● **EXERCISE GOAL**
Return every line of the entries below that contains the string "quiet", matching case exactly.

==== RECORDED INFORMATION

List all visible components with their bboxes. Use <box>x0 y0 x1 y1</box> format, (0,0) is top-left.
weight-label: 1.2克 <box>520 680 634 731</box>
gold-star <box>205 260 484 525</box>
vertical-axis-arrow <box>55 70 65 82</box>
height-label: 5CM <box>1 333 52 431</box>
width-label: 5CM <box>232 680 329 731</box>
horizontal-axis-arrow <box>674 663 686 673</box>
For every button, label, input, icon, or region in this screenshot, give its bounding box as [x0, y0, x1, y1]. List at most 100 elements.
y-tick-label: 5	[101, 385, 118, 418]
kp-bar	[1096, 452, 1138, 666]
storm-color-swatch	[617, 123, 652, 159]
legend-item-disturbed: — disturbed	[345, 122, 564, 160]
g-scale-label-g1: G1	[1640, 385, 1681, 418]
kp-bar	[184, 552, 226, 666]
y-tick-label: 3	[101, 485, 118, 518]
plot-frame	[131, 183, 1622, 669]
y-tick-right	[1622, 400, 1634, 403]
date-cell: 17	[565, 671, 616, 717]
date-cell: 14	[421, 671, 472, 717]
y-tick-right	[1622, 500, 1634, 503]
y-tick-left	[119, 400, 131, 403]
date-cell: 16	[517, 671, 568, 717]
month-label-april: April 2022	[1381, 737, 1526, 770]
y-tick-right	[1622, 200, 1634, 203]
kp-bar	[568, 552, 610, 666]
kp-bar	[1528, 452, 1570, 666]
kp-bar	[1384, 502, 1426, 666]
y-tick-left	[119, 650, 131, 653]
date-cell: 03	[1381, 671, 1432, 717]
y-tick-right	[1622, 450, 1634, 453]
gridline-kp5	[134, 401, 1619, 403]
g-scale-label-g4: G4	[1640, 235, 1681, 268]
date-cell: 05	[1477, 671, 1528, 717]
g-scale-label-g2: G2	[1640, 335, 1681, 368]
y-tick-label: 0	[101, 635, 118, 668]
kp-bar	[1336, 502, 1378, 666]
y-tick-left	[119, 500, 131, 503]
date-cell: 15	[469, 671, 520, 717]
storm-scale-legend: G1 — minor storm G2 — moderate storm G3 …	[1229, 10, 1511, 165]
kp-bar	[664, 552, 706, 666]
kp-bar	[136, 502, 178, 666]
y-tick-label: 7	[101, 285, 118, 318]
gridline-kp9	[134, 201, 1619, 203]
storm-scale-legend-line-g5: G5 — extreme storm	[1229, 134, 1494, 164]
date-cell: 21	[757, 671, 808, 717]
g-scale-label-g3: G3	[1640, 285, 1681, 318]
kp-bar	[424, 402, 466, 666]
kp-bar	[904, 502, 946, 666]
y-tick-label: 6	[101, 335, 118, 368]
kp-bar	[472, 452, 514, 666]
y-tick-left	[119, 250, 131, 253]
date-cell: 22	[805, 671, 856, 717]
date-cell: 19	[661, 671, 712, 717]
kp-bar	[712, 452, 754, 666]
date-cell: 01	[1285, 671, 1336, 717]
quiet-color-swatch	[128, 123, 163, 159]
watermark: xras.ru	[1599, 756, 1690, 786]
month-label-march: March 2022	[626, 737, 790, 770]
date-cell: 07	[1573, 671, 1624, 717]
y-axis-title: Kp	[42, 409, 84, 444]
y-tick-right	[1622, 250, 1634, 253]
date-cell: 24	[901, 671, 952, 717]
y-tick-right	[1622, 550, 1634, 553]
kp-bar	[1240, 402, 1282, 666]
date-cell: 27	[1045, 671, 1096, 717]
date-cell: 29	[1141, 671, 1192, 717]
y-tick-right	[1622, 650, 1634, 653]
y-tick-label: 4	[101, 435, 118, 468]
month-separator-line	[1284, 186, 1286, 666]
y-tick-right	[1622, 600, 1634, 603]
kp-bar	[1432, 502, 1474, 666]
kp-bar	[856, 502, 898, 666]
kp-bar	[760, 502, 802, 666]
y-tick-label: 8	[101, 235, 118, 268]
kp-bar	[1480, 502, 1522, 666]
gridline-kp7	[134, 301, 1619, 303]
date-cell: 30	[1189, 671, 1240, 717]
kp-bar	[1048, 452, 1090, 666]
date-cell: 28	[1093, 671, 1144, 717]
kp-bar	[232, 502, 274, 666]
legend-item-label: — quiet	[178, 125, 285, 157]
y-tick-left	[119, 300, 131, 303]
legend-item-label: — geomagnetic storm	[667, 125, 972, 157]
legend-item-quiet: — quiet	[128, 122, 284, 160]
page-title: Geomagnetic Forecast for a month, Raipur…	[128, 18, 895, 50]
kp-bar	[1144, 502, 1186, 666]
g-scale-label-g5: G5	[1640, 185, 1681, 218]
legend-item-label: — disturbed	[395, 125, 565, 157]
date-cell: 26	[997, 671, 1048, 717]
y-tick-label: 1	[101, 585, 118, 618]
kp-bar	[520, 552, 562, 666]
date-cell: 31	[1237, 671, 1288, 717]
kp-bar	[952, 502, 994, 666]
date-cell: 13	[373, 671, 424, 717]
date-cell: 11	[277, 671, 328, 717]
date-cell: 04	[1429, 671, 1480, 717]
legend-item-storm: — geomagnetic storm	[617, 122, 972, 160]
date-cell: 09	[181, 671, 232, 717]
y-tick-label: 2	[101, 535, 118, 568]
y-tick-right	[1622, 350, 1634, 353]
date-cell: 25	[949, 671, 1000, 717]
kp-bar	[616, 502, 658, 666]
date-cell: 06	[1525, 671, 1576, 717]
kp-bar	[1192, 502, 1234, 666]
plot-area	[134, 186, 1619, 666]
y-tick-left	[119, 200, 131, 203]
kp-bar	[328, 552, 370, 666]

========

● **ANSWER FOR THIS EXERCISE**
quiet-color-swatch	[128, 123, 163, 159]
legend-item-label: — quiet	[178, 125, 285, 157]
legend-item-quiet: — quiet	[128, 122, 284, 160]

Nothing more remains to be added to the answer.